++++ GIVEN RECORDS

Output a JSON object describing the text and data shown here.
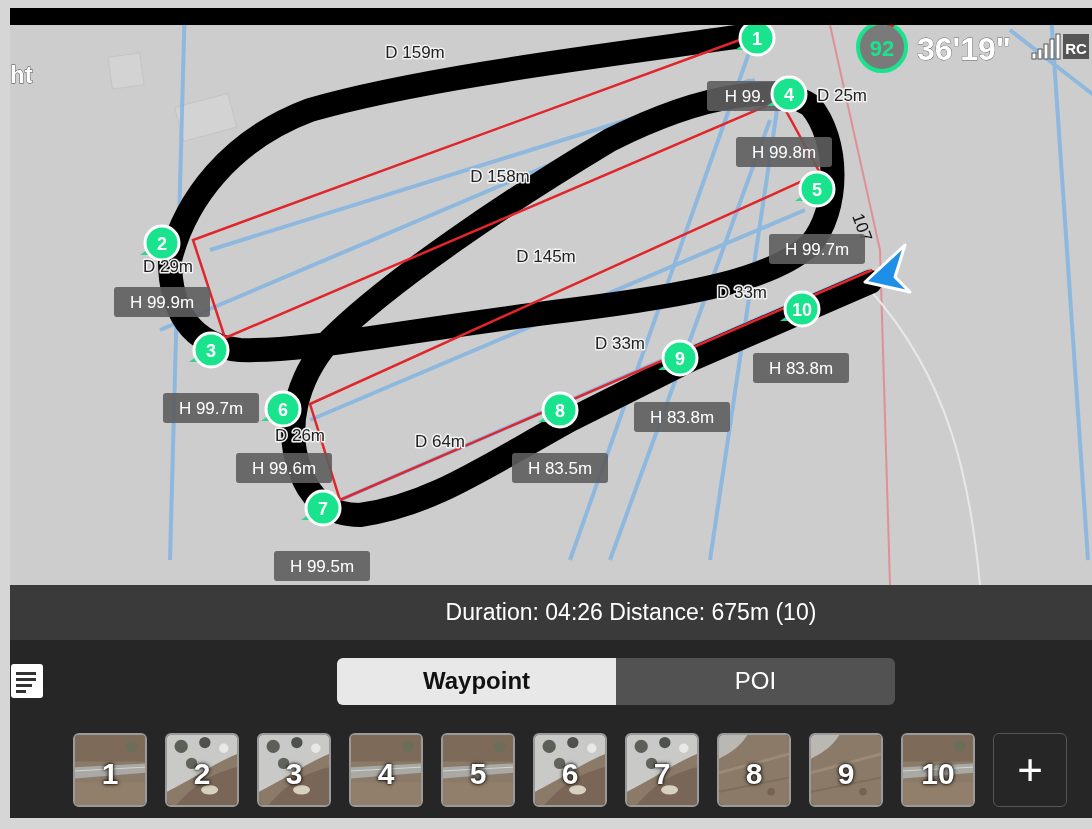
{
  "map": {
    "corner_text": "ht",
    "road_number": "107",
    "distance_labels": [
      {
        "text": "D 159m"
      },
      {
        "text": "D 158m"
      },
      {
        "text": "D 145m"
      },
      {
        "text": "D 29m"
      },
      {
        "text": "D 25m"
      },
      {
        "text": "D 33m"
      },
      {
        "text": "D 33m"
      },
      {
        "text": "D 26m"
      },
      {
        "text": "D 64m"
      }
    ],
    "height_labels": [
      {
        "text": "H 99."
      },
      {
        "text": "H 99.8m"
      },
      {
        "text": "H 99.9m"
      },
      {
        "text": "H 99.7m"
      },
      {
        "text": "H 99.7m"
      },
      {
        "text": "H 99.6m"
      },
      {
        "text": "H 99.5m"
      },
      {
        "text": "H 83.5m"
      },
      {
        "text": "H 83.8m"
      },
      {
        "text": "H 83.8m"
      }
    ],
    "waypoints": [
      {
        "number": "1"
      },
      {
        "number": "2"
      },
      {
        "number": "3"
      },
      {
        "number": "4"
      },
      {
        "number": "5"
      },
      {
        "number": "6"
      },
      {
        "number": "7"
      },
      {
        "number": "8"
      },
      {
        "number": "9"
      },
      {
        "number": "10"
      }
    ]
  },
  "status": {
    "battery": "92",
    "flight_time": "36'19\"",
    "signal_label": "RC"
  },
  "summary": "Duration: 04:26 Distance: 675m (10)",
  "tabs": [
    {
      "label": "Waypoint",
      "selected": true
    },
    {
      "label": "POI",
      "selected": false
    }
  ],
  "thumbnails": [
    {
      "number": "1"
    },
    {
      "number": "2"
    },
    {
      "number": "3"
    },
    {
      "number": "4"
    },
    {
      "number": "5"
    },
    {
      "number": "6"
    },
    {
      "number": "7"
    },
    {
      "number": "8"
    },
    {
      "number": "9"
    },
    {
      "number": "10"
    }
  ],
  "add_button": "+"
}
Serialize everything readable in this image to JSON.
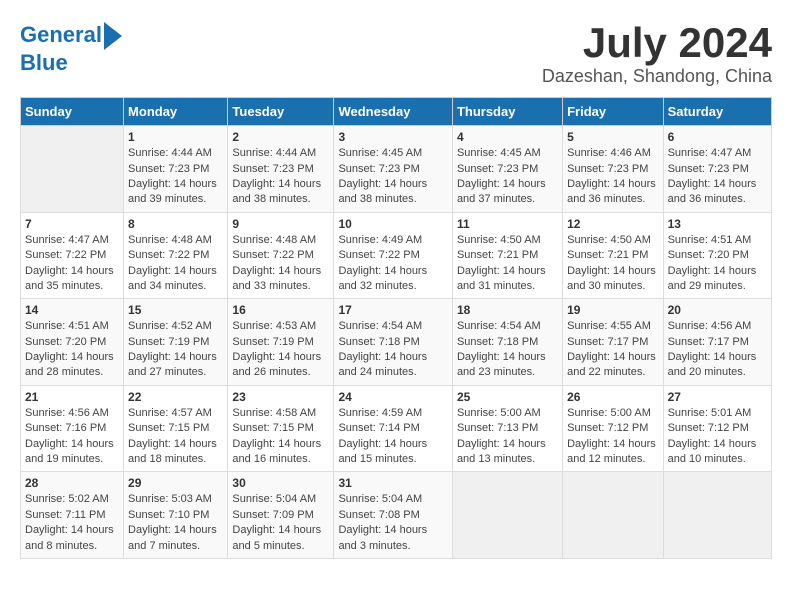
{
  "header": {
    "logo_line1": "General",
    "logo_line2": "Blue",
    "title": "July 2024",
    "subtitle": "Dazeshan, Shandong, China"
  },
  "weekdays": [
    "Sunday",
    "Monday",
    "Tuesday",
    "Wednesday",
    "Thursday",
    "Friday",
    "Saturday"
  ],
  "weeks": [
    [
      {
        "day": "",
        "empty": true
      },
      {
        "day": "1",
        "sunrise": "Sunrise: 4:44 AM",
        "sunset": "Sunset: 7:23 PM",
        "daylight": "Daylight: 14 hours and 39 minutes."
      },
      {
        "day": "2",
        "sunrise": "Sunrise: 4:44 AM",
        "sunset": "Sunset: 7:23 PM",
        "daylight": "Daylight: 14 hours and 38 minutes."
      },
      {
        "day": "3",
        "sunrise": "Sunrise: 4:45 AM",
        "sunset": "Sunset: 7:23 PM",
        "daylight": "Daylight: 14 hours and 38 minutes."
      },
      {
        "day": "4",
        "sunrise": "Sunrise: 4:45 AM",
        "sunset": "Sunset: 7:23 PM",
        "daylight": "Daylight: 14 hours and 37 minutes."
      },
      {
        "day": "5",
        "sunrise": "Sunrise: 4:46 AM",
        "sunset": "Sunset: 7:23 PM",
        "daylight": "Daylight: 14 hours and 36 minutes."
      },
      {
        "day": "6",
        "sunrise": "Sunrise: 4:47 AM",
        "sunset": "Sunset: 7:23 PM",
        "daylight": "Daylight: 14 hours and 36 minutes."
      }
    ],
    [
      {
        "day": "7",
        "sunrise": "Sunrise: 4:47 AM",
        "sunset": "Sunset: 7:22 PM",
        "daylight": "Daylight: 14 hours and 35 minutes."
      },
      {
        "day": "8",
        "sunrise": "Sunrise: 4:48 AM",
        "sunset": "Sunset: 7:22 PM",
        "daylight": "Daylight: 14 hours and 34 minutes."
      },
      {
        "day": "9",
        "sunrise": "Sunrise: 4:48 AM",
        "sunset": "Sunset: 7:22 PM",
        "daylight": "Daylight: 14 hours and 33 minutes."
      },
      {
        "day": "10",
        "sunrise": "Sunrise: 4:49 AM",
        "sunset": "Sunset: 7:22 PM",
        "daylight": "Daylight: 14 hours and 32 minutes."
      },
      {
        "day": "11",
        "sunrise": "Sunrise: 4:50 AM",
        "sunset": "Sunset: 7:21 PM",
        "daylight": "Daylight: 14 hours and 31 minutes."
      },
      {
        "day": "12",
        "sunrise": "Sunrise: 4:50 AM",
        "sunset": "Sunset: 7:21 PM",
        "daylight": "Daylight: 14 hours and 30 minutes."
      },
      {
        "day": "13",
        "sunrise": "Sunrise: 4:51 AM",
        "sunset": "Sunset: 7:20 PM",
        "daylight": "Daylight: 14 hours and 29 minutes."
      }
    ],
    [
      {
        "day": "14",
        "sunrise": "Sunrise: 4:51 AM",
        "sunset": "Sunset: 7:20 PM",
        "daylight": "Daylight: 14 hours and 28 minutes."
      },
      {
        "day": "15",
        "sunrise": "Sunrise: 4:52 AM",
        "sunset": "Sunset: 7:19 PM",
        "daylight": "Daylight: 14 hours and 27 minutes."
      },
      {
        "day": "16",
        "sunrise": "Sunrise: 4:53 AM",
        "sunset": "Sunset: 7:19 PM",
        "daylight": "Daylight: 14 hours and 26 minutes."
      },
      {
        "day": "17",
        "sunrise": "Sunrise: 4:54 AM",
        "sunset": "Sunset: 7:18 PM",
        "daylight": "Daylight: 14 hours and 24 minutes."
      },
      {
        "day": "18",
        "sunrise": "Sunrise: 4:54 AM",
        "sunset": "Sunset: 7:18 PM",
        "daylight": "Daylight: 14 hours and 23 minutes."
      },
      {
        "day": "19",
        "sunrise": "Sunrise: 4:55 AM",
        "sunset": "Sunset: 7:17 PM",
        "daylight": "Daylight: 14 hours and 22 minutes."
      },
      {
        "day": "20",
        "sunrise": "Sunrise: 4:56 AM",
        "sunset": "Sunset: 7:17 PM",
        "daylight": "Daylight: 14 hours and 20 minutes."
      }
    ],
    [
      {
        "day": "21",
        "sunrise": "Sunrise: 4:56 AM",
        "sunset": "Sunset: 7:16 PM",
        "daylight": "Daylight: 14 hours and 19 minutes."
      },
      {
        "day": "22",
        "sunrise": "Sunrise: 4:57 AM",
        "sunset": "Sunset: 7:15 PM",
        "daylight": "Daylight: 14 hours and 18 minutes."
      },
      {
        "day": "23",
        "sunrise": "Sunrise: 4:58 AM",
        "sunset": "Sunset: 7:15 PM",
        "daylight": "Daylight: 14 hours and 16 minutes."
      },
      {
        "day": "24",
        "sunrise": "Sunrise: 4:59 AM",
        "sunset": "Sunset: 7:14 PM",
        "daylight": "Daylight: 14 hours and 15 minutes."
      },
      {
        "day": "25",
        "sunrise": "Sunrise: 5:00 AM",
        "sunset": "Sunset: 7:13 PM",
        "daylight": "Daylight: 14 hours and 13 minutes."
      },
      {
        "day": "26",
        "sunrise": "Sunrise: 5:00 AM",
        "sunset": "Sunset: 7:12 PM",
        "daylight": "Daylight: 14 hours and 12 minutes."
      },
      {
        "day": "27",
        "sunrise": "Sunrise: 5:01 AM",
        "sunset": "Sunset: 7:12 PM",
        "daylight": "Daylight: 14 hours and 10 minutes."
      }
    ],
    [
      {
        "day": "28",
        "sunrise": "Sunrise: 5:02 AM",
        "sunset": "Sunset: 7:11 PM",
        "daylight": "Daylight: 14 hours and 8 minutes."
      },
      {
        "day": "29",
        "sunrise": "Sunrise: 5:03 AM",
        "sunset": "Sunset: 7:10 PM",
        "daylight": "Daylight: 14 hours and 7 minutes."
      },
      {
        "day": "30",
        "sunrise": "Sunrise: 5:04 AM",
        "sunset": "Sunset: 7:09 PM",
        "daylight": "Daylight: 14 hours and 5 minutes."
      },
      {
        "day": "31",
        "sunrise": "Sunrise: 5:04 AM",
        "sunset": "Sunset: 7:08 PM",
        "daylight": "Daylight: 14 hours and 3 minutes."
      },
      {
        "day": "",
        "empty": true
      },
      {
        "day": "",
        "empty": true
      },
      {
        "day": "",
        "empty": true
      }
    ]
  ]
}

++++++++

# SHORT TASK
Identify the lines in the entries above that contain "JSON", then copy them out.

# TASK SOLUTION
Output a JSON object describing the text and data shown here.
Serialize everything readable in this image to JSON.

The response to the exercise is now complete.